#### Short exercise
Reproduce every line of the material below word for word, omitting the pictures.

........

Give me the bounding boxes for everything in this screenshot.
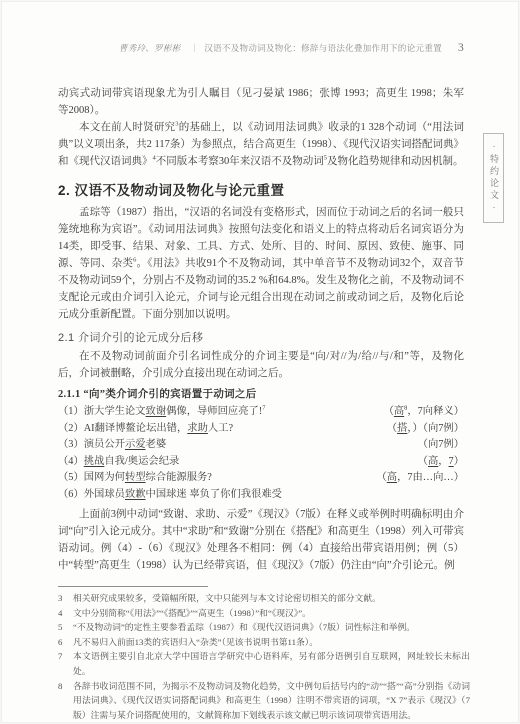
footnote-number: 7: [58, 649, 66, 678]
section-heading-2: 2. 汉语不及物动词及物化与论元重置: [58, 179, 464, 199]
running-head-separator: ｜: [191, 42, 200, 54]
footnote-text: 文中分别简称“《用法》”“《搭配》”“高更生（1998）”和“《现汉》”。: [73, 606, 470, 621]
footnote-number: 5: [58, 620, 66, 635]
running-head-authors: 曹秀玲、罗彬彬: [119, 42, 181, 54]
example-row: （6）外国球员致歉中国球迷 辜负了你们我很难受: [58, 487, 464, 504]
footnote-number: 8: [58, 679, 66, 723]
example-annotation: （高，7）: [418, 454, 464, 471]
paper-page: 曹秀玲、罗彬彬 ｜ 汉语不及物动词及物化：修辞与语法化叠加作用下的论元重置 3 …: [1, 1, 519, 723]
footnote-row: 8 各辞书收词范围不同，为揭示不及物动词及物化趋势，文中例句后括号内的“动”“搭…: [58, 679, 470, 723]
example-annotation: （高8，7向释义）: [384, 404, 464, 421]
paragraph-section2-1: 在不及物动词前面介引名词性成分的介词主要是“向/对//为/给//与/和”等，及物…: [58, 348, 464, 382]
section-heading-2-1-1: 2.1.1 “向”类介词介引的宾语置于动词之后: [58, 386, 464, 401]
footnote-text: 凡不易归入前面13类的宾语归入“杂类”（见该书说明书第11条）。: [73, 635, 470, 650]
special-column-label: ·特约论文·: [483, 133, 504, 223]
paragraph-intro: 本文在前人时贤研究3的基础上，以《动词用法词典》收录的1 328个动词（“用法词…: [58, 119, 464, 170]
example-row: （3）演员公开示爱老婆 （向7例）: [58, 437, 464, 454]
example-text: （3）演员公开示爱老婆: [58, 437, 166, 454]
footnote-row: 3 相关研究成果较多，受篇幅所限，文中只能列与本文讨论密切相关的部分文献。: [58, 591, 470, 606]
section-heading-2-1: 2.1 介词介引的论元成分后移: [58, 329, 464, 345]
example-text: （2）AI翻译博鳌论坛出错，求助人工?: [58, 421, 233, 438]
example-text: （5）国网为何转型综合能源服务?: [58, 470, 212, 487]
example-list: （1）浙大学生论文致谢偶像，导师回应亮了!7 （高8，7向释义） （2）AI翻译…: [58, 404, 464, 503]
example-annotation: （高，7由…向…）: [376, 470, 464, 487]
footnote-text: 本文语例主要引自北京大学中国语言学研究中心语料库，另有部分语例引自互联网，网址较…: [73, 649, 470, 678]
running-head-title: 汉语不及物动词及物化：修辞与语法化叠加作用下的论元重置: [204, 42, 442, 54]
example-text: （4）挑战自我/奥运会纪录: [58, 454, 179, 471]
footnote-number: 6: [58, 635, 66, 650]
article-body: 动宾式动词带宾语现象尤为引人瞩目（见刁晏斌 1986；张博 1993；高更生 1…: [58, 85, 464, 574]
example-row: （2）AI翻译博鳌论坛出错，求助人工? （搭，）（向7例）: [58, 421, 464, 438]
footnote-block: 3 相关研究成果较多，受篇幅所限，文中只能列与本文讨论密切相关的部分文献。 4 …: [58, 586, 470, 722]
footnote-row: 7 本文语例主要引自北京大学中国语言学研究中心语料库，另有部分语例引自互联网，网…: [58, 649, 470, 678]
example-text: （1）浙大学生论文致谢偶像，导师回应亮了!7: [58, 404, 265, 421]
example-row: （1）浙大学生论文致谢偶像，导师回应亮了!7 （高8，7向释义）: [58, 404, 464, 421]
example-annotation: （向7例）: [418, 437, 464, 454]
footnote-number: 3: [58, 591, 66, 606]
example-row: （4）挑战自我/奥运会纪录 （高，7）: [58, 454, 464, 471]
footnote-text: 相关研究成果较多，受篇幅所限，文中只能列与本文讨论密切相关的部分文献。: [73, 591, 470, 606]
example-annotation: （搭，）（向7例）: [387, 421, 464, 438]
footnote-divider: [58, 586, 208, 587]
footnote-row: 6 凡不易归入前面13类的宾语归入“杂类”（见该书说明书第11条）。: [58, 635, 470, 650]
example-text: （6）外国球员致歉中国球迷 辜负了你们我很难受: [58, 487, 282, 504]
footnote-row: 5 “不及物动词”的定性主要参看孟琮（1987）和《现代汉语词典》（7版）词性标…: [58, 620, 470, 635]
running-head: 曹秀玲、罗彬彬 ｜ 汉语不及物动词及物化：修辞与语法化叠加作用下的论元重置 3: [58, 42, 464, 54]
example-row: （5）国网为何转型综合能源服务? （高，7由…向…）: [58, 470, 464, 487]
paragraph-section2: 孟琮等（1987）指出，“汉语的名词没有变格形式，因而位于动词之后的名词一般只笼…: [58, 204, 464, 323]
paragraph-discussion: 上面前3例中动词“致谢、求助、示爱”《现汉》（7版）在释义或举例时明确标明由介词…: [58, 506, 464, 574]
footnote-number: 4: [58, 606, 66, 621]
footnote-text: 各辞书收词范围不同，为揭示不及物动词及物化趋势，文中例句后括号内的“动”“搭”“…: [73, 679, 470, 723]
footnote-row: 4 文中分别简称“《用法》”“《搭配》”“高更生（1998）”和“《现汉》”。: [58, 606, 470, 621]
page-number: 3: [458, 42, 464, 54]
paragraph-continuation: 动宾式动词带宾语现象尤为引人瞩目（见刁晏斌 1986；张博 1993；高更生 1…: [58, 85, 464, 119]
footnote-text: “不及物动词”的定性主要参看孟琮（1987）和《现代汉语词典》（7版）词性标注和…: [73, 620, 470, 635]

........

#### Exercise output
Give me the bounding boxes for everything in this screenshot.
footnote-number: 7: [58, 649, 66, 678]
section-heading-2: 2. 汉语不及物动词及物化与论元重置: [58, 179, 464, 199]
running-head-separator: ｜: [191, 42, 200, 54]
footnote-text: 文中分别简称“《用法》”“《搭配》”“高更生（1998）”和“《现汉》”。: [73, 606, 470, 621]
footnote-number: 5: [58, 620, 66, 635]
running-head-authors: 曹秀玲、罗彬彬: [119, 42, 181, 54]
example-row: （6）外国球员致歉中国球迷 辜负了你们我很难受: [58, 487, 464, 504]
footnote-number: 8: [58, 679, 66, 723]
example-annotation: （高，7）: [418, 454, 464, 471]
paper-page: 曹秀玲、罗彬彬 ｜ 汉语不及物动词及物化：修辞与语法化叠加作用下的论元重置 3 …: [1, 1, 519, 723]
footnote-row: 8 各辞书收词范围不同，为揭示不及物动词及物化趋势，文中例句后括号内的“动”“搭…: [58, 679, 470, 723]
example-annotation: （高8，7向释义）: [384, 404, 464, 421]
paragraph-section2-1: 在不及物动词前面介引名词性成分的介词主要是“向/对//为/给//与/和”等，及物…: [58, 348, 464, 382]
section-heading-2-1-1: 2.1.1 “向”类介词介引的宾语置于动词之后: [58, 386, 464, 401]
footnote-text: 凡不易归入前面13类的宾语归入“杂类”（见该书说明书第11条）。: [73, 635, 470, 650]
special-column-label: ·特约论文·: [483, 133, 504, 223]
paragraph-intro: 本文在前人时贤研究3的基础上，以《动词用法词典》收录的1 328个动词（“用法词…: [58, 119, 464, 170]
example-row: （3）演员公开示爱老婆 （向7例）: [58, 437, 464, 454]
example-text: （3）演员公开示爱老婆: [58, 437, 166, 454]
footnote-row: 3 相关研究成果较多，受篇幅所限，文中只能列与本文讨论密切相关的部分文献。: [58, 591, 470, 606]
section-heading-2-1: 2.1 介词介引的论元成分后移: [58, 329, 464, 345]
example-text: （2）AI翻译博鳌论坛出错，求助人工?: [58, 421, 233, 438]
example-text: （5）国网为何转型综合能源服务?: [58, 470, 212, 487]
example-list: （1）浙大学生论文致谢偶像，导师回应亮了!7 （高8，7向释义） （2）AI翻译…: [58, 404, 464, 503]
example-annotation: （高，7由…向…）: [376, 470, 464, 487]
footnote-text: 本文语例主要引自北京大学中国语言学研究中心语料库，另有部分语例引自互联网，网址较…: [73, 649, 470, 678]
running-head-title: 汉语不及物动词及物化：修辞与语法化叠加作用下的论元重置: [204, 42, 442, 54]
example-text: （4）挑战自我/奥运会纪录: [58, 454, 179, 471]
footnote-number: 6: [58, 635, 66, 650]
article-body: 动宾式动词带宾语现象尤为引人瞩目（见刁晏斌 1986；张博 1993；高更生 1…: [58, 85, 464, 574]
example-row: （2）AI翻译博鳌论坛出错，求助人工? （搭，）（向7例）: [58, 421, 464, 438]
footnote-block: 3 相关研究成果较多，受篇幅所限，文中只能列与本文讨论密切相关的部分文献。 4 …: [58, 586, 470, 722]
footnote-row: 7 本文语例主要引自北京大学中国语言学研究中心语料库，另有部分语例引自互联网，网…: [58, 649, 470, 678]
example-text: （1）浙大学生论文致谢偶像，导师回应亮了!7: [58, 404, 265, 421]
example-row: （1）浙大学生论文致谢偶像，导师回应亮了!7 （高8，7向释义）: [58, 404, 464, 421]
example-annotation: （向7例）: [418, 437, 464, 454]
footnote-number: 3: [58, 591, 66, 606]
example-row: （4）挑战自我/奥运会纪录 （高，7）: [58, 454, 464, 471]
footnote-text: 相关研究成果较多，受篇幅所限，文中只能列与本文讨论密切相关的部分文献。: [73, 591, 470, 606]
example-annotation: （搭，）（向7例）: [387, 421, 464, 438]
footnote-divider: [58, 586, 208, 587]
footnote-row: 6 凡不易归入前面13类的宾语归入“杂类”（见该书说明书第11条）。: [58, 635, 470, 650]
example-text: （6）外国球员致歉中国球迷 辜负了你们我很难受: [58, 487, 282, 504]
footnote-row: 5 “不及物动词”的定性主要参看孟琮（1987）和《现代汉语词典》（7版）词性标…: [58, 620, 470, 635]
running-head: 曹秀玲、罗彬彬 ｜ 汉语不及物动词及物化：修辞与语法化叠加作用下的论元重置 3: [58, 42, 464, 54]
example-row: （5）国网为何转型综合能源服务? （高，7由…向…）: [58, 470, 464, 487]
paragraph-section2: 孟琮等（1987）指出，“汉语的名词没有变格形式，因而位于动词之后的名词一般只笼…: [58, 204, 464, 323]
paragraph-discussion: 上面前3例中动词“致谢、求助、示爱”《现汉》（7版）在释义或举例时明确标明由介词…: [58, 506, 464, 574]
footnote-number: 4: [58, 606, 66, 621]
footnote-text: 各辞书收词范围不同，为揭示不及物动词及物化趋势，文中例句后括号内的“动”“搭”“…: [73, 679, 470, 723]
footnote-row: 4 文中分别简称“《用法》”“《搭配》”“高更生（1998）”和“《现汉》”。: [58, 606, 470, 621]
page-number: 3: [458, 42, 464, 54]
paragraph-continuation: 动宾式动词带宾语现象尤为引人瞩目（见刁晏斌 1986；张博 1993；高更生 1…: [58, 85, 464, 119]
footnote-text: “不及物动词”的定性主要参看孟琮（1987）和《现代汉语词典》（7版）词性标注和…: [73, 620, 470, 635]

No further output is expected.